Top of Extracted data
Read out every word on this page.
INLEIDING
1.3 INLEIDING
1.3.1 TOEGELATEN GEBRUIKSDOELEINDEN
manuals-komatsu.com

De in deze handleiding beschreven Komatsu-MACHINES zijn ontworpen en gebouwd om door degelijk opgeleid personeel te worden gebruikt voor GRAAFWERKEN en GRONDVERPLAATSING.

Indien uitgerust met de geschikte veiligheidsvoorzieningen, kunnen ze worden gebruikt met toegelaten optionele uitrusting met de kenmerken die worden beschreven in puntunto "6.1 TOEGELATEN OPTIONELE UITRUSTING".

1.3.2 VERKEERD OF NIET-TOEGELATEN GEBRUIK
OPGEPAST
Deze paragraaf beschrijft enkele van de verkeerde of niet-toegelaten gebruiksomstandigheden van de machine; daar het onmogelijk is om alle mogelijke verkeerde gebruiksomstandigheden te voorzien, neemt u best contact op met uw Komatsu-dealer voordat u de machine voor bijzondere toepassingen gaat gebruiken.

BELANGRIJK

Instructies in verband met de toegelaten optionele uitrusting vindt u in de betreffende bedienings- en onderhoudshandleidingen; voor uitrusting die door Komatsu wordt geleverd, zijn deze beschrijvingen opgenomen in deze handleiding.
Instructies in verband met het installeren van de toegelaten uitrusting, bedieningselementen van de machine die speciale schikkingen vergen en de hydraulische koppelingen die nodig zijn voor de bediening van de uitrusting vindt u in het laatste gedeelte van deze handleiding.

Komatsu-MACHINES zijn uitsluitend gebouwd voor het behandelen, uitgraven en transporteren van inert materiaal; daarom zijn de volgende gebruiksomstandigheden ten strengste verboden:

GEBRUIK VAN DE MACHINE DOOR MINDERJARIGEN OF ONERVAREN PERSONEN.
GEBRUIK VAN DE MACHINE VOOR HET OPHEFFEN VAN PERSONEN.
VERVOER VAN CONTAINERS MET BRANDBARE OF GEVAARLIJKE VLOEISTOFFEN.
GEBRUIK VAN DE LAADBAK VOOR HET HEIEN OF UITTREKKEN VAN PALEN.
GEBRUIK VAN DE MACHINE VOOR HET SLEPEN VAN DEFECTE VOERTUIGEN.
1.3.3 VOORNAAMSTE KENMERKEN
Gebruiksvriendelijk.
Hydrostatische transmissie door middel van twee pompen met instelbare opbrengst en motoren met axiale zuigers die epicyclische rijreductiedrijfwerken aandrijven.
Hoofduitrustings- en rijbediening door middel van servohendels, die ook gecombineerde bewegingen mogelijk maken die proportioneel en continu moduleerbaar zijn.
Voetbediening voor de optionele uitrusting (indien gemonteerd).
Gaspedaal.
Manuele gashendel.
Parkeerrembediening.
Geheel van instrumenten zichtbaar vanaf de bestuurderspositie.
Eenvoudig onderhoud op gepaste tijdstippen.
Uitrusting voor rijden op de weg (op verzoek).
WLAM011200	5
Bottom of Extracted data
## Required action
Set every line of the listing down word for word.

## Response to the exercise
Read out every word on this page.
INLEIDING
1.3 INLEIDING
1.3.1 TOEGELATEN GEBRUIKSDOELEINDEN
manuals-komatsu.com

De in deze handleiding beschreven Komatsu-MACHINES zijn ontworpen en gebouwd om door degelijk opgeleid personeel te worden gebruikt voor GRAAFWERKEN en GRONDVERPLAATSING.

Indien uitgerust met de geschikte veiligheidsvoorzieningen, kunnen ze worden gebruikt met toegelaten optionele uitrusting met de kenmerken die worden beschreven in puntunto "6.1 TOEGELATEN OPTIONELE UITRUSTING".

1.3.2 VERKEERD OF NIET-TOEGELATEN GEBRUIK
OPGEPAST
Deze paragraaf beschrijft enkele van de verkeerde of niet-toegelaten gebruiksomstandigheden van de machine; daar het onmogelijk is om alle mogelijke verkeerde gebruiksomstandigheden te voorzien, neemt u best contact op met uw Komatsu-dealer voordat u de machine voor bijzondere toepassingen gaat gebruiken.

BELANGRIJK

Instructies in verband met de toegelaten optionele uitrusting vindt u in de betreffende bedienings- en onderhoudshandleidingen; voor uitrusting die door Komatsu wordt geleverd, zijn deze beschrijvingen opgenomen in deze handleiding.
Instructies in verband met het installeren van de toegelaten uitrusting, bedieningselementen van de machine die speciale schikkingen vergen en de hydraulische koppelingen die nodig zijn voor de bediening van de uitrusting vindt u in het laatste gedeelte van deze handleiding.

Komatsu-MACHINES zijn uitsluitend gebouwd voor het behandelen, uitgraven en transporteren van inert materiaal; daarom zijn de volgende gebruiksomstandigheden ten strengste verboden:

GEBRUIK VAN DE MACHINE DOOR MINDERJARIGEN OF ONERVAREN PERSONEN.
GEBRUIK VAN DE MACHINE VOOR HET OPHEFFEN VAN PERSONEN.
VERVOER VAN CONTAINERS MET BRANDBARE OF GEVAARLIJKE VLOEISTOFFEN.
GEBRUIK VAN DE LAADBAK VOOR HET HEIEN OF UITTREKKEN VAN PALEN.
GEBRUIK VAN DE MACHINE VOOR HET SLEPEN VAN DEFECTE VOERTUIGEN.
1.3.3 VOORNAAMSTE KENMERKEN
Gebruiksvriendelijk.
Hydrostatische transmissie door middel van twee pompen met instelbare opbrengst en motoren met axiale zuigers die epicyclische rijreductiedrijfwerken aandrijven.
Hoofduitrustings- en rijbediening door middel van servohendels, die ook gecombineerde bewegingen mogelijk maken die proportioneel en continu moduleerbaar zijn.
Voetbediening voor de optionele uitrusting (indien gemonteerd).
Gaspedaal.
Manuele gashendel.
Parkeerrembediening.
Geheel van instrumenten zichtbaar vanaf de bestuurderspositie.
Eenvoudig onderhoud op gepaste tijdstippen.
Uitrusting voor rijden op de weg (op verzoek).
WLAM011200	5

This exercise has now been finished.